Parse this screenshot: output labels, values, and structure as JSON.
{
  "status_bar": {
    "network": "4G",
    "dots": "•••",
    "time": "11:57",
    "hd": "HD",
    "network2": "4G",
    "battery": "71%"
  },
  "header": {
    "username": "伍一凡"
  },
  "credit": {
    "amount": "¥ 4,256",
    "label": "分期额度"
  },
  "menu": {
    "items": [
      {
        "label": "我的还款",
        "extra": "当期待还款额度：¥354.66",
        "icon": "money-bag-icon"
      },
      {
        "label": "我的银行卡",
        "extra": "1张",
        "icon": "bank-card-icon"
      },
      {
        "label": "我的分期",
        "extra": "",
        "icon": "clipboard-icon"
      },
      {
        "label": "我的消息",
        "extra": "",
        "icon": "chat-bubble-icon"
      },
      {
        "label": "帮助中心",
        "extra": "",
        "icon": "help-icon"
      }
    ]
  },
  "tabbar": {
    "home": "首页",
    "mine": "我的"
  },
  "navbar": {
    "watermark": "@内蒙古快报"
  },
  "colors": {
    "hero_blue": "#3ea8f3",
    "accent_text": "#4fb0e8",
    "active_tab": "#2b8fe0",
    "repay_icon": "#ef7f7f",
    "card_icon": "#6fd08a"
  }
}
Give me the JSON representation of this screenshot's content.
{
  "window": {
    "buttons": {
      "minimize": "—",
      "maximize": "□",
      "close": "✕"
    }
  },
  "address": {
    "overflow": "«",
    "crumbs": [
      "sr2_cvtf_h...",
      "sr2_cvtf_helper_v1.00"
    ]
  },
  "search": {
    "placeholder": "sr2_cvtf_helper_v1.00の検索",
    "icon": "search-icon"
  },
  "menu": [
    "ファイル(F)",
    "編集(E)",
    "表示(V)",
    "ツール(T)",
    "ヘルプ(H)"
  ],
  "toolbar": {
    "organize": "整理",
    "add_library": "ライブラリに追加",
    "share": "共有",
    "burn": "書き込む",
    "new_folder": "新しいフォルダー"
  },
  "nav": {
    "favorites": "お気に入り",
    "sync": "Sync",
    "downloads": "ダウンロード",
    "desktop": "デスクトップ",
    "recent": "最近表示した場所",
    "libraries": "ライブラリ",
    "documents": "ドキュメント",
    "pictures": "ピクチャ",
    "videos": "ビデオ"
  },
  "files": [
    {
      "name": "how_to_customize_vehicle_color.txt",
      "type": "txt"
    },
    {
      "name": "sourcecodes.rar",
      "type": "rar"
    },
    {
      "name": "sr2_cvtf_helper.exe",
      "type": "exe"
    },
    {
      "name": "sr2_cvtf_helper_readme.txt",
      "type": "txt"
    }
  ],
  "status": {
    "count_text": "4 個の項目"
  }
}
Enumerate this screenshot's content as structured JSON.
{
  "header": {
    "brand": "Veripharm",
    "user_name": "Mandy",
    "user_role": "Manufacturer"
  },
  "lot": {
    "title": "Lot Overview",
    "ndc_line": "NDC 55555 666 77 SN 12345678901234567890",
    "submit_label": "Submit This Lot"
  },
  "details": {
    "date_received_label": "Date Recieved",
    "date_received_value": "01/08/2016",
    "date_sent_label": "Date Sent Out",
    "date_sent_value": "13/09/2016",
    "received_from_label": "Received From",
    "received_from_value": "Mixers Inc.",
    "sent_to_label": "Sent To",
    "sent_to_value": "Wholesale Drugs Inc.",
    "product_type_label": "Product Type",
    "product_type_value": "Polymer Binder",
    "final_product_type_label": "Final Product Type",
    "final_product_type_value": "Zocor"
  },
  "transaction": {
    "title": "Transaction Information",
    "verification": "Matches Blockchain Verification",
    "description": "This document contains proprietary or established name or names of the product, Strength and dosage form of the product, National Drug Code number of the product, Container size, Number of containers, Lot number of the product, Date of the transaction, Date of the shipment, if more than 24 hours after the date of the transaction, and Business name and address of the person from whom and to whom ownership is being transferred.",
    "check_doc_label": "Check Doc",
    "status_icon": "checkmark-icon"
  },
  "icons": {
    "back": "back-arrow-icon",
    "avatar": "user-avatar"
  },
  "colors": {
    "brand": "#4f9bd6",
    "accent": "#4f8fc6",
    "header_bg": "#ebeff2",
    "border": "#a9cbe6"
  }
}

→ **Instructions to follow**
From the preceding material, extract every line exactly.

→ **The response**
Parse this screenshot: output labels, values, and structure as JSON.
{
  "status_bar": {
    "network": "4G",
    "dots": "•••",
    "time": "11:57",
    "hd": "HD",
    "network2": "4G",
    "battery": "71%"
  },
  "header": {
    "username": "伍一凡"
  },
  "credit": {
    "amount": "¥ 4,256",
    "label": "分期额度"
  },
  "menu": {
    "items": [
      {
        "label": "我的还款",
        "extra": "当期待还款额度：¥354.66",
        "icon": "money-bag-icon"
      },
      {
        "label": "我的银行卡",
        "extra": "1张",
        "icon": "bank-card-icon"
      },
      {
        "label": "我的分期",
        "extra": "",
        "icon": "clipboard-icon"
      },
      {
        "label": "我的消息",
        "extra": "",
        "icon": "chat-bubble-icon"
      },
      {
        "label": "帮助中心",
        "extra": "",
        "icon": "help-icon"
      }
    ]
  },
  "tabbar": {
    "home": "首页",
    "mine": "我的"
  },
  "navbar": {
    "watermark": "@内蒙古快报"
  },
  "colors": {
    "hero_blue": "#3ea8f3",
    "accent_text": "#4fb0e8",
    "active_tab": "#2b8fe0",
    "repay_icon": "#ef7f7f",
    "card_icon": "#6fd08a"
  }
}
Give me the JSON representation of this screenshot's content.
{
  "window": {
    "buttons": {
      "minimize": "—",
      "maximize": "□",
      "close": "✕"
    }
  },
  "address": {
    "overflow": "«",
    "crumbs": [
      "sr2_cvtf_h...",
      "sr2_cvtf_helper_v1.00"
    ]
  },
  "search": {
    "placeholder": "sr2_cvtf_helper_v1.00の検索",
    "icon": "search-icon"
  },
  "menu": [
    "ファイル(F)",
    "編集(E)",
    "表示(V)",
    "ツール(T)",
    "ヘルプ(H)"
  ],
  "toolbar": {
    "organize": "整理",
    "add_library": "ライブラリに追加",
    "share": "共有",
    "burn": "書き込む",
    "new_folder": "新しいフォルダー"
  },
  "nav": {
    "favorites": "お気に入り",
    "sync": "Sync",
    "downloads": "ダウンロード",
    "desktop": "デスクトップ",
    "recent": "最近表示した場所",
    "libraries": "ライブラリ",
    "documents": "ドキュメント",
    "pictures": "ピクチャ",
    "videos": "ビデオ"
  },
  "files": [
    {
      "name": "how_to_customize_vehicle_color.txt",
      "type": "txt"
    },
    {
      "name": "sourcecodes.rar",
      "type": "rar"
    },
    {
      "name": "sr2_cvtf_helper.exe",
      "type": "exe"
    },
    {
      "name": "sr2_cvtf_helper_readme.txt",
      "type": "txt"
    }
  ],
  "status": {
    "count_text": "4 個の項目"
  }
}
Enumerate this screenshot's content as structured JSON.
{
  "header": {
    "brand": "Veripharm",
    "user_name": "Mandy",
    "user_role": "Manufacturer"
  },
  "lot": {
    "title": "Lot Overview",
    "ndc_line": "NDC 55555 666 77 SN 12345678901234567890",
    "submit_label": "Submit This Lot"
  },
  "details": {
    "date_received_label": "Date Recieved",
    "date_received_value": "01/08/2016",
    "date_sent_label": "Date Sent Out",
    "date_sent_value": "13/09/2016",
    "received_from_label": "Received From",
    "received_from_value": "Mixers Inc.",
    "sent_to_label": "Sent To",
    "sent_to_value": "Wholesale Drugs Inc.",
    "product_type_label": "Product Type",
    "product_type_value": "Polymer Binder",
    "final_product_type_label": "Final Product Type",
    "final_product_type_value": "Zocor"
  },
  "transaction": {
    "title": "Transaction Information",
    "verification": "Matches Blockchain Verification",
    "description": "This document contains proprietary or established name or names of the product, Strength and dosage form of the product, National Drug Code number of the product, Container size, Number of containers, Lot number of the product, Date of the transaction, Date of the shipment, if more than 24 hours after the date of the transaction, and Business name and address of the person from whom and to whom ownership is being transferred.",
    "check_doc_label": "Check Doc",
    "status_icon": "checkmark-icon"
  },
  "icons": {
    "back": "back-arrow-icon",
    "avatar": "user-avatar"
  },
  "colors": {
    "brand": "#4f9bd6",
    "accent": "#4f8fc6",
    "header_bg": "#ebeff2",
    "border": "#a9cbe6"
  }
}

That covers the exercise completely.